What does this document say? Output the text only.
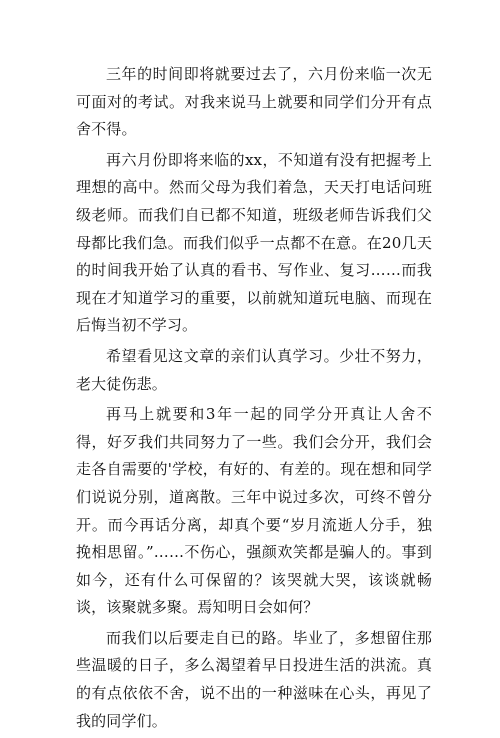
三年的时间即将就要过去了，六月份来临一次无可面对的考试。对我来说马上就要和同学们分开有点舍不得。

再六月份即将来临的xx，不知道有没有把握考上理想的高中。然而父母为我们着急，天天打电话问班级老师。而我们自已都不知道，班级老师告诉我们父母都比我们急。而我们似乎一点都不在意。在20几天的时间我开始了认真的看书、写作业、复习……而我现在才知道学习的重要，以前就知道玩电脑、而现在后悔当初不学习。

希望看见这文章的亲们认真学习。少壮不努力，老大徒伤悲。

再马上就要和3年一起的同学分开真让人舍不得，好歹我们共同努力了一些。我们会分开，我们会走各自需要的'学校，有好的、有差的。现在想和同学们说说分别，道离散。三年中说过多次，可终不曾分开。而今再话分离，却真个要“岁月流逝人分手，独挽相思留。”……不伤心，强颜欢笑都是骗人的。事到如今，还有什么可保留的？该哭就大哭，该谈就畅谈，该聚就多聚。焉知明日会如何？

而我们以后要走自已的路。毕业了，多想留住那些温暖的日子，多么渴望着早日投进生活的洪流。真的有点依依不舍，说不出的一种滋味在心头，再见了我的同学们。
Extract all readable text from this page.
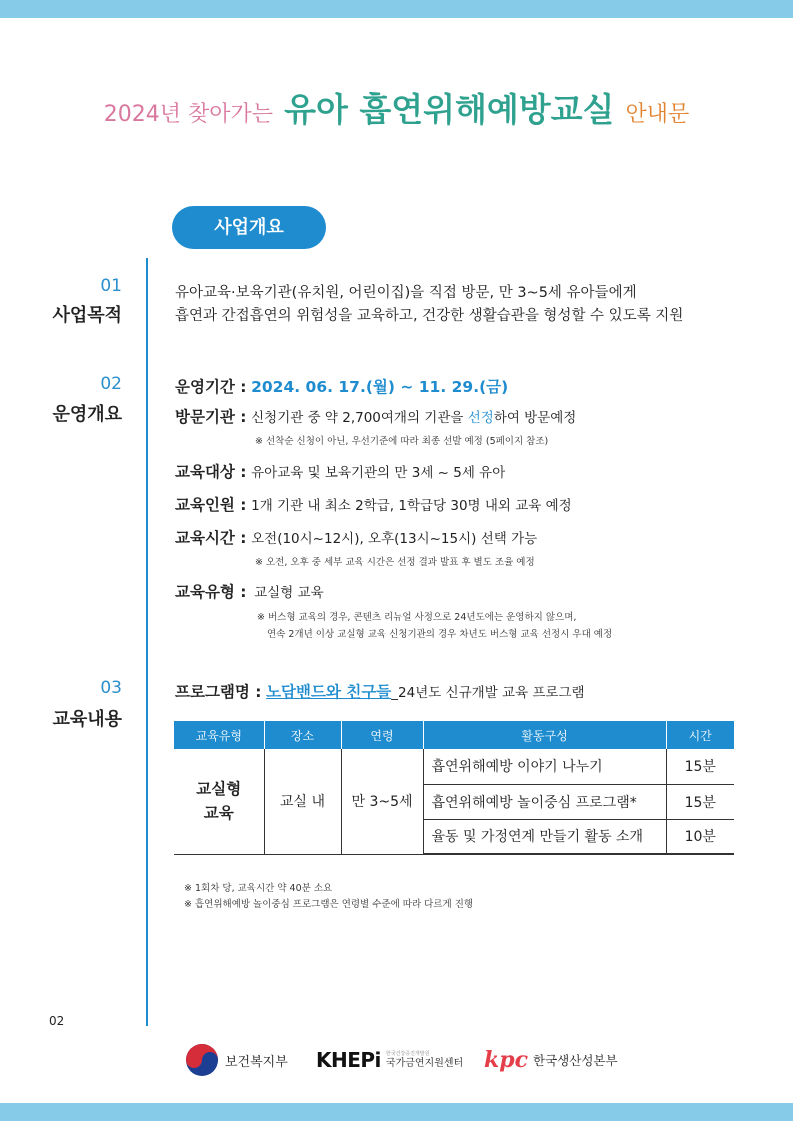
2024년 찾아가는 유아 흡연위해예방교실 안내문
사업개요
01
사업목적
유아교육·보육기관(유치원, 어린이집)을 직접 방문, 만 3~5세 유아들에게
흡연과 간접흡연의 위험성을 교육하고, 건강한 생활습관을 형성할 수 있도록 지원
02
운영개요
운영기간 : 2024. 06. 17.(월) ~ 11. 29.(금)
방문기관 : 신청기관 중 약 2,700여개의 기관을 선정하여 방문예정
※ 선착순 신청이 아닌, 우선기준에 따라 최종 선발 예정 (5페이지 참조)
교육대상 : 유아교육 및 보육기관의 만 3세 ~ 5세 유아
교육인원 : 1개 기관 내 최소 2학급, 1학급당 30명 내외 교육 예정
교육시간 : 오전(10시~12시), 오후(13시~15시) 선택 가능
※ 오전, 오후 중 세부 교육 시간은 선정 결과 발표 후 별도 조율 예정
교육유형 : 교실형 교육
※ 버스형 교육의 경우, 콘텐츠 리뉴얼 사정으로 24년도에는 운영하지 않으며,
연속 2개년 이상 교실형 교육 신청기관의 경우 차년도 버스형 교육 선정시 우대 예정
03
교육내용
프로그램명 : 노담밴드와 친구들_24년도 신규개발 교육 프로그램
교육유형	장소	연령	활동구성	시간

교실형
교육	교실 내	만 3~5세	흡연위해예방 이야기 나누기	15분
			흡연위해예방 놀이중심 프로그램*	15분
			율동 및 가정연계 만들기 활동 소개	10분
※ 1회차 당, 교육시간 약 40분 소요
※ 흡연위해예방 놀이중심 프로그램은 연령별 수준에 따라 다르게 진행
02
보건복지부 KHEPi 한국건강증진개발원
국가금연지원센터 kpc 한국생산성본부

#### [DIRECTIVE]
Copy each line above where the string "유아교육" occurs.

#### [PROBLEM SOLUTION]
유아교육·보육기관(유치원, 어린이집)을 직접 방문, 만 3~5세 유아들에게
교육대상 : 유아교육 및 보육기관의 만 3세 ~ 5세 유아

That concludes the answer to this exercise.